Identify all lines of the data containing the string "美術工藝" and copy them.

--- START OF Material for the task ---

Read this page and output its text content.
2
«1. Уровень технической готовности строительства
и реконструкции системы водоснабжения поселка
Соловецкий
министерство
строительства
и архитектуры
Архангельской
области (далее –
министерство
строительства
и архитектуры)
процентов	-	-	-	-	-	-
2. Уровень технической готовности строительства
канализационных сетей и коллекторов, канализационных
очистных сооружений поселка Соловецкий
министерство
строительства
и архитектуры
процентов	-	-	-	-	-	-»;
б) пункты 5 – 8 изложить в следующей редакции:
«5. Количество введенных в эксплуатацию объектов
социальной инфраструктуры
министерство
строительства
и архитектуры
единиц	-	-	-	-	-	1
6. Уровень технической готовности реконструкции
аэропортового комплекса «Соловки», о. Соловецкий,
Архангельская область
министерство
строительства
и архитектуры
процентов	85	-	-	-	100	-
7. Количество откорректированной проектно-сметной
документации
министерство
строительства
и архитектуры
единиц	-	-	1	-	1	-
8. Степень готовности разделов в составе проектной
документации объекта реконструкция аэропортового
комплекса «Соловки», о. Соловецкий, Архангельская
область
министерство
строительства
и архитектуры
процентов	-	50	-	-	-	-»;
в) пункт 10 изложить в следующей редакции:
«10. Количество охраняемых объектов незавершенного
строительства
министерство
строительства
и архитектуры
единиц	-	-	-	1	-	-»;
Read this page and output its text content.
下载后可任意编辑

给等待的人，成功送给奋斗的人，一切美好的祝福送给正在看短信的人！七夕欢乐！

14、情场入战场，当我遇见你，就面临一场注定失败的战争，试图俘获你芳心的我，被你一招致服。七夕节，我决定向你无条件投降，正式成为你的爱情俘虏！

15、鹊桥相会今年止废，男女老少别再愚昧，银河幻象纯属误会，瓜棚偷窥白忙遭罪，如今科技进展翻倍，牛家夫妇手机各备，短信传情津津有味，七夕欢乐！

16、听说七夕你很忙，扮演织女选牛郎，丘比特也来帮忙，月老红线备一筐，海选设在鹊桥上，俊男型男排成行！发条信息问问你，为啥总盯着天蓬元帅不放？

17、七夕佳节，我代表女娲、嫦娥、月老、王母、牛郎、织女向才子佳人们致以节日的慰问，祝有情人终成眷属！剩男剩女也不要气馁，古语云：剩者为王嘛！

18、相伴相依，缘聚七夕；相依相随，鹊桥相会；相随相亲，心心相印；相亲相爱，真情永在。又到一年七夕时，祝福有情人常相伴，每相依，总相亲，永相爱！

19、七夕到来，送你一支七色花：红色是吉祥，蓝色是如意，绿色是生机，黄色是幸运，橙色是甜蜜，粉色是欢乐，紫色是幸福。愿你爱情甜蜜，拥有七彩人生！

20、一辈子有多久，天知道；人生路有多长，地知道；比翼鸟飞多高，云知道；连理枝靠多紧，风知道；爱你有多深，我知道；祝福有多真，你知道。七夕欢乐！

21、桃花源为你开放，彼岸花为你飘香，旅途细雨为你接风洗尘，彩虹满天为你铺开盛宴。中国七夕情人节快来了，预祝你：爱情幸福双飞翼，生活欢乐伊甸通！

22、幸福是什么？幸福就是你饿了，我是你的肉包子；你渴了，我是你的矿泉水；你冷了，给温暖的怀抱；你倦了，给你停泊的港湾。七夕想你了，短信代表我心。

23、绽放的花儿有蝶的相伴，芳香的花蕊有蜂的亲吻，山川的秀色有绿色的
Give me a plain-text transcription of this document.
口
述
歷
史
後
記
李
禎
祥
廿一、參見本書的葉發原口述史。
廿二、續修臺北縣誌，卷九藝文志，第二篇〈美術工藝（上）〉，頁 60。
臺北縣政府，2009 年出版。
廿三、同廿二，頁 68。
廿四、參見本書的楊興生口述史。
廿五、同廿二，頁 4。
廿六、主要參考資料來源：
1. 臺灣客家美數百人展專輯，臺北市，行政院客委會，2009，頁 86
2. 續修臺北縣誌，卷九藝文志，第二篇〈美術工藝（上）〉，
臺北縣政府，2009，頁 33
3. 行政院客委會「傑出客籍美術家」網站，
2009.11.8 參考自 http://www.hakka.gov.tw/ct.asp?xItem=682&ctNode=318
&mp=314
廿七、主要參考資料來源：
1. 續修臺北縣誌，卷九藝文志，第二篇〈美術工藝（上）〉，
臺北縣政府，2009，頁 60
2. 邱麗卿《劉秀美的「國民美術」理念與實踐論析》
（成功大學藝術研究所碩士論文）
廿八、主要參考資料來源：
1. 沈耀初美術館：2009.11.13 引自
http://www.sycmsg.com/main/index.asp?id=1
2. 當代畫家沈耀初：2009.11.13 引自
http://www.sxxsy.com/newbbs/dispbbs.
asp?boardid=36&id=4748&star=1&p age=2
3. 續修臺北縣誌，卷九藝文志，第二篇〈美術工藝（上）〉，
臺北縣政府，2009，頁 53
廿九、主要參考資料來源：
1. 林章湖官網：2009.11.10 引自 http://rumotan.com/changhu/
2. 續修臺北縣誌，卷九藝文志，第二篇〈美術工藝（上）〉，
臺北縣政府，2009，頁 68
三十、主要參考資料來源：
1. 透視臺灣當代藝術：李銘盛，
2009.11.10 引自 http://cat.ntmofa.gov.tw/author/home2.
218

--- END OF Material for the task ---

### Output of the exercise
廿二、續修臺北縣誌，卷九藝文志，第二篇〈美術工藝（上）〉，頁 60。
2. 續修臺北縣誌，卷九藝文志，第二篇〈美術工藝（上）〉，
1. 續修臺北縣誌，卷九藝文志，第二篇〈美術工藝（上）〉，
3. 續修臺北縣誌，卷九藝文志，第二篇〈美術工藝（上）〉，
2. 續修臺北縣誌，卷九藝文志，第二篇〈美術工藝（上）〉，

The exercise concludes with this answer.